Which lines contain the string "JSON"? Please list every one of them.

(MATERIAL FOR THIS TASK)
::::::::::

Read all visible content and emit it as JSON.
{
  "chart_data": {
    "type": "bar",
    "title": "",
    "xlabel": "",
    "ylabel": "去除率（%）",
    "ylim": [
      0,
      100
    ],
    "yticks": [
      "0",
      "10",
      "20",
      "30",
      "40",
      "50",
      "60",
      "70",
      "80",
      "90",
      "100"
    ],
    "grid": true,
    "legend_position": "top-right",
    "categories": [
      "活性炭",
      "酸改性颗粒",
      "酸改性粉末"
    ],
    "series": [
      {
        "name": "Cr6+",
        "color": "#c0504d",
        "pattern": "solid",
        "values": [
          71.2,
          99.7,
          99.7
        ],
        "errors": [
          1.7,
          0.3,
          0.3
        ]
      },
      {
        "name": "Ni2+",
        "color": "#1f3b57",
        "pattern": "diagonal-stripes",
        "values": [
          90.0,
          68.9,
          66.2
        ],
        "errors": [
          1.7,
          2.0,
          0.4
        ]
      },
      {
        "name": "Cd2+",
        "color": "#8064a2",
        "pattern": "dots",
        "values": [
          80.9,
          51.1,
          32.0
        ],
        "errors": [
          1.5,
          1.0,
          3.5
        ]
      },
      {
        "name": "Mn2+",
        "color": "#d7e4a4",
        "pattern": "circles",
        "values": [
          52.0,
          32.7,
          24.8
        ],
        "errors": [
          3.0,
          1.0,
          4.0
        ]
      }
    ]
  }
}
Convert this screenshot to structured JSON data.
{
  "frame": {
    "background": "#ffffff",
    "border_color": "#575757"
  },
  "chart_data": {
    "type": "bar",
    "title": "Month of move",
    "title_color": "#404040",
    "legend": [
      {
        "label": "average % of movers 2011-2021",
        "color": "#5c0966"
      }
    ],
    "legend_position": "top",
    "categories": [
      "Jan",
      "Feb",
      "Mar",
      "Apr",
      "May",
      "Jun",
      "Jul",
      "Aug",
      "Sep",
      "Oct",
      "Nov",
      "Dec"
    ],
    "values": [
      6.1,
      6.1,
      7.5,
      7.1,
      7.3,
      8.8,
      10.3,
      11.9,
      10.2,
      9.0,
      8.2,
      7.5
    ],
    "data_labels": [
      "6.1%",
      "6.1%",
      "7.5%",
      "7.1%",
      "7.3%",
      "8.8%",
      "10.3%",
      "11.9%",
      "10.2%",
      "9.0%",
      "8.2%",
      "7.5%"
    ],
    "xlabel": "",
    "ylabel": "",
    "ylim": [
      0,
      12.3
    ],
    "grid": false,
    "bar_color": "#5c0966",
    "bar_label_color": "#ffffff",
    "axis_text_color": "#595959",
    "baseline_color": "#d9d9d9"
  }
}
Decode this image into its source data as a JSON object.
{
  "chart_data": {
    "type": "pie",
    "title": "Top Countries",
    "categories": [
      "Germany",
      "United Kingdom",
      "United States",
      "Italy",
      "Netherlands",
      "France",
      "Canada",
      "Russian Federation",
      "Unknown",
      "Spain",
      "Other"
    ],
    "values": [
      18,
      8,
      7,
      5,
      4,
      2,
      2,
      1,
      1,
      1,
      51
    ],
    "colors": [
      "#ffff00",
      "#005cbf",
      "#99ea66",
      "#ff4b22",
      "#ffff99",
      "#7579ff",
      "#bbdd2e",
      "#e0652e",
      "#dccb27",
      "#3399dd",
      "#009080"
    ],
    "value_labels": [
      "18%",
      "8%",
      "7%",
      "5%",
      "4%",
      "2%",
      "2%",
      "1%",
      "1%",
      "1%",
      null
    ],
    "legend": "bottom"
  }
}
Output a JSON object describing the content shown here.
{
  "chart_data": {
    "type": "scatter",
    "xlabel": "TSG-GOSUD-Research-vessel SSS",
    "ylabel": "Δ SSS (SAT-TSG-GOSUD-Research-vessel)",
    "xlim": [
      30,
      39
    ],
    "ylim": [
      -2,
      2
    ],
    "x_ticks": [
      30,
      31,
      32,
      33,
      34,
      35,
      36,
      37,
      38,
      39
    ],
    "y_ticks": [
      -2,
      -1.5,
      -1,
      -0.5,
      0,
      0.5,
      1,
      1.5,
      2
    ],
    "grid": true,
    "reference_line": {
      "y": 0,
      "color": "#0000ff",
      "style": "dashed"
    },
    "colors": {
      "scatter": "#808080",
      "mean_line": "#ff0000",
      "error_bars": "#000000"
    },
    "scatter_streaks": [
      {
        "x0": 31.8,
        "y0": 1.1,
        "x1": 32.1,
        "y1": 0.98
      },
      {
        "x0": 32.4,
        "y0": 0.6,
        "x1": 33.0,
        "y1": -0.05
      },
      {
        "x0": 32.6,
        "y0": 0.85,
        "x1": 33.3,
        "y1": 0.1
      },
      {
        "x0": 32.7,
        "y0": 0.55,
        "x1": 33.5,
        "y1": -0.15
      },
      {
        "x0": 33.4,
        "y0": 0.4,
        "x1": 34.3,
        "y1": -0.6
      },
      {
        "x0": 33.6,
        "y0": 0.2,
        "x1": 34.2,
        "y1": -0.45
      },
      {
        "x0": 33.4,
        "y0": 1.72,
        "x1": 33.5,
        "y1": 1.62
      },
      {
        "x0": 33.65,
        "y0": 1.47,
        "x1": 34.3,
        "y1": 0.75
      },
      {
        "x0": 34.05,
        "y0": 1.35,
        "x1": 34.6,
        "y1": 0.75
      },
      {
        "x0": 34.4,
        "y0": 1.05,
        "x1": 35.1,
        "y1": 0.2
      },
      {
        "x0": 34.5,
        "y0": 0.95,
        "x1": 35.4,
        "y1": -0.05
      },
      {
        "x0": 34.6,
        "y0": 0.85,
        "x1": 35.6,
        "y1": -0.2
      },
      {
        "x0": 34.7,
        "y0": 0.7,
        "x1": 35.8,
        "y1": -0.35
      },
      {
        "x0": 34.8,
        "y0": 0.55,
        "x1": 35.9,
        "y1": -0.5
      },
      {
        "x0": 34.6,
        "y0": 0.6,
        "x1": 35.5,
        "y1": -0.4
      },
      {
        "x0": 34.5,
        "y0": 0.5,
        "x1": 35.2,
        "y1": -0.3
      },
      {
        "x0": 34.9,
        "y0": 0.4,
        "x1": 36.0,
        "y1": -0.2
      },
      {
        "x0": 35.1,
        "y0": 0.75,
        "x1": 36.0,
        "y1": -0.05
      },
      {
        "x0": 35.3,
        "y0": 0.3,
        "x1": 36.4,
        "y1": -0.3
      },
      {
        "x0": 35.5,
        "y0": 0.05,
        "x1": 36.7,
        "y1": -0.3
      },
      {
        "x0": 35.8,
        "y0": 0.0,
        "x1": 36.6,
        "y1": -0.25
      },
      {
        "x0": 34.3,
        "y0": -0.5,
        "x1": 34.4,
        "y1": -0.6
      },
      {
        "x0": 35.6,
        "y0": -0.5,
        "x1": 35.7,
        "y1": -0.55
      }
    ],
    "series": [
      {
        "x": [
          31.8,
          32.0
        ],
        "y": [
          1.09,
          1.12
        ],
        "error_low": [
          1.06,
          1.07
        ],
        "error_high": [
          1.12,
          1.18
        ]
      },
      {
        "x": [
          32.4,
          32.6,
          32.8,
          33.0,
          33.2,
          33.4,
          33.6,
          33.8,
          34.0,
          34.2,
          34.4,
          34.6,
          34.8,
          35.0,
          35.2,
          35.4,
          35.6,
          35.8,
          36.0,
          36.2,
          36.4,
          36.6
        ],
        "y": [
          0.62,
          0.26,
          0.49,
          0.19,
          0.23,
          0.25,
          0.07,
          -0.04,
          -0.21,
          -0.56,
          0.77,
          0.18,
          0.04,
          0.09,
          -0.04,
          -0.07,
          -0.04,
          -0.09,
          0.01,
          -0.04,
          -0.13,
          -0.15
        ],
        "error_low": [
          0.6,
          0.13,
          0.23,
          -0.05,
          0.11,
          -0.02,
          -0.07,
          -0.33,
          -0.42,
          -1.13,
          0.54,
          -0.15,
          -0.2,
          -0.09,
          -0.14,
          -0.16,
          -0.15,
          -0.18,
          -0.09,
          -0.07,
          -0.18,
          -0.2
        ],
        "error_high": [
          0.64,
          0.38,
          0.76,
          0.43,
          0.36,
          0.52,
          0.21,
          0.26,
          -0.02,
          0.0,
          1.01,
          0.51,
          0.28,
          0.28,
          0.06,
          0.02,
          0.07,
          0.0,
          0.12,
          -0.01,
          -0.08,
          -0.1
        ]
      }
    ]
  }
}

::::::::::

(OUTPUT FOR THIS EXERCISE)
Read all visible content and emit it as JSON.
Convert this screenshot to structured JSON data.
Decode this image into its source data as a JSON object.
Output a JSON object describing the content shown here.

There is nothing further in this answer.